(Stored records)
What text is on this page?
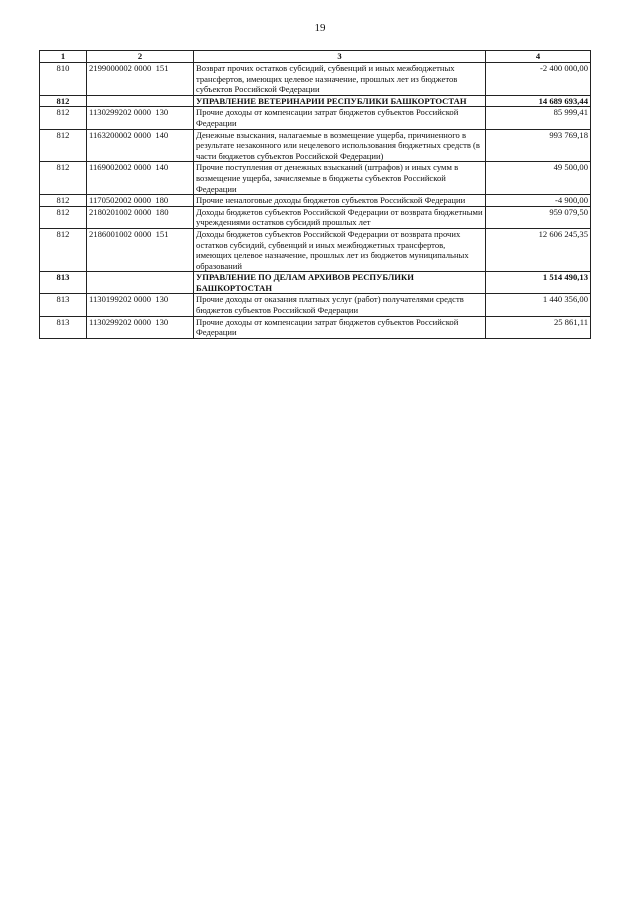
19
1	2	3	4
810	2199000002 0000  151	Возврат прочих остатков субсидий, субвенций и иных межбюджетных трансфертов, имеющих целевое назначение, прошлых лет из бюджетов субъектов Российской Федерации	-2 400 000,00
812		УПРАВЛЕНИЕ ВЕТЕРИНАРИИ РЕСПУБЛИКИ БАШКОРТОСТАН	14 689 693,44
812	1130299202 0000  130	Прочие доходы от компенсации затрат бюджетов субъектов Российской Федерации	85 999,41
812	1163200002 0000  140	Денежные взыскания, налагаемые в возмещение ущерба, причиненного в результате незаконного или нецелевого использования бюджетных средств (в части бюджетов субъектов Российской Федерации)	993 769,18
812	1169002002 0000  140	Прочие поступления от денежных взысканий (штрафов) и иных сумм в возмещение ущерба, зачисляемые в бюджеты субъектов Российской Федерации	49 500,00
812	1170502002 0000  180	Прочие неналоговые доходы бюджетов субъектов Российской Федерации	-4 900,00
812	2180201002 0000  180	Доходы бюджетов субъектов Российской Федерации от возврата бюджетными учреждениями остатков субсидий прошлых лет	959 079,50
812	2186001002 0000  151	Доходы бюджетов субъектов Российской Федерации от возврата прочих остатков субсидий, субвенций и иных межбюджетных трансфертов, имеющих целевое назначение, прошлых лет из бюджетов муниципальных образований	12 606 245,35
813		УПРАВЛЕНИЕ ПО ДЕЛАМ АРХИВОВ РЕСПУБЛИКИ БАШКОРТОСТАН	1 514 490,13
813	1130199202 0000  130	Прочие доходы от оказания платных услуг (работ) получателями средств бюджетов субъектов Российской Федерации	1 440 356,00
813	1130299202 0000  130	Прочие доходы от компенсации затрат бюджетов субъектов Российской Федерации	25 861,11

WHAT THE TASK REQUIRES:
All the records need to be repeated exactly, with the images dropped.

ANSWER TO THE PROBLEM:
What text is on this page?
19
1	2	3	4
810	2199000002 0000  151	Возврат прочих остатков субсидий, субвенций и иных межбюджетных трансфертов, имеющих целевое назначение, прошлых лет из бюджетов субъектов Российской Федерации	-2 400 000,00
812		УПРАВЛЕНИЕ ВЕТЕРИНАРИИ РЕСПУБЛИКИ БАШКОРТОСТАН	14 689 693,44
812	1130299202 0000  130	Прочие доходы от компенсации затрат бюджетов субъектов Российской Федерации	85 999,41
812	1163200002 0000  140	Денежные взыскания, налагаемые в возмещение ущерба, причиненного в результате незаконного или нецелевого использования бюджетных средств (в части бюджетов субъектов Российской Федерации)	993 769,18
812	1169002002 0000  140	Прочие поступления от денежных взысканий (штрафов) и иных сумм в возмещение ущерба, зачисляемые в бюджеты субъектов Российской Федерации	49 500,00
812	1170502002 0000  180	Прочие неналоговые доходы бюджетов субъектов Российской Федерации	-4 900,00
812	2180201002 0000  180	Доходы бюджетов субъектов Российской Федерации от возврата бюджетными учреждениями остатков субсидий прошлых лет	959 079,50
812	2186001002 0000  151	Доходы бюджетов субъектов Российской Федерации от возврата прочих остатков субсидий, субвенций и иных межбюджетных трансфертов, имеющих целевое назначение, прошлых лет из бюджетов муниципальных образований	12 606 245,35
813		УПРАВЛЕНИЕ ПО ДЕЛАМ АРХИВОВ РЕСПУБЛИКИ БАШКОРТОСТАН	1 514 490,13
813	1130199202 0000  130	Прочие доходы от оказания платных услуг (работ) получателями средств бюджетов субъектов Российской Федерации	1 440 356,00
813	1130299202 0000  130	Прочие доходы от компенсации затрат бюджетов субъектов Российской Федерации	25 861,11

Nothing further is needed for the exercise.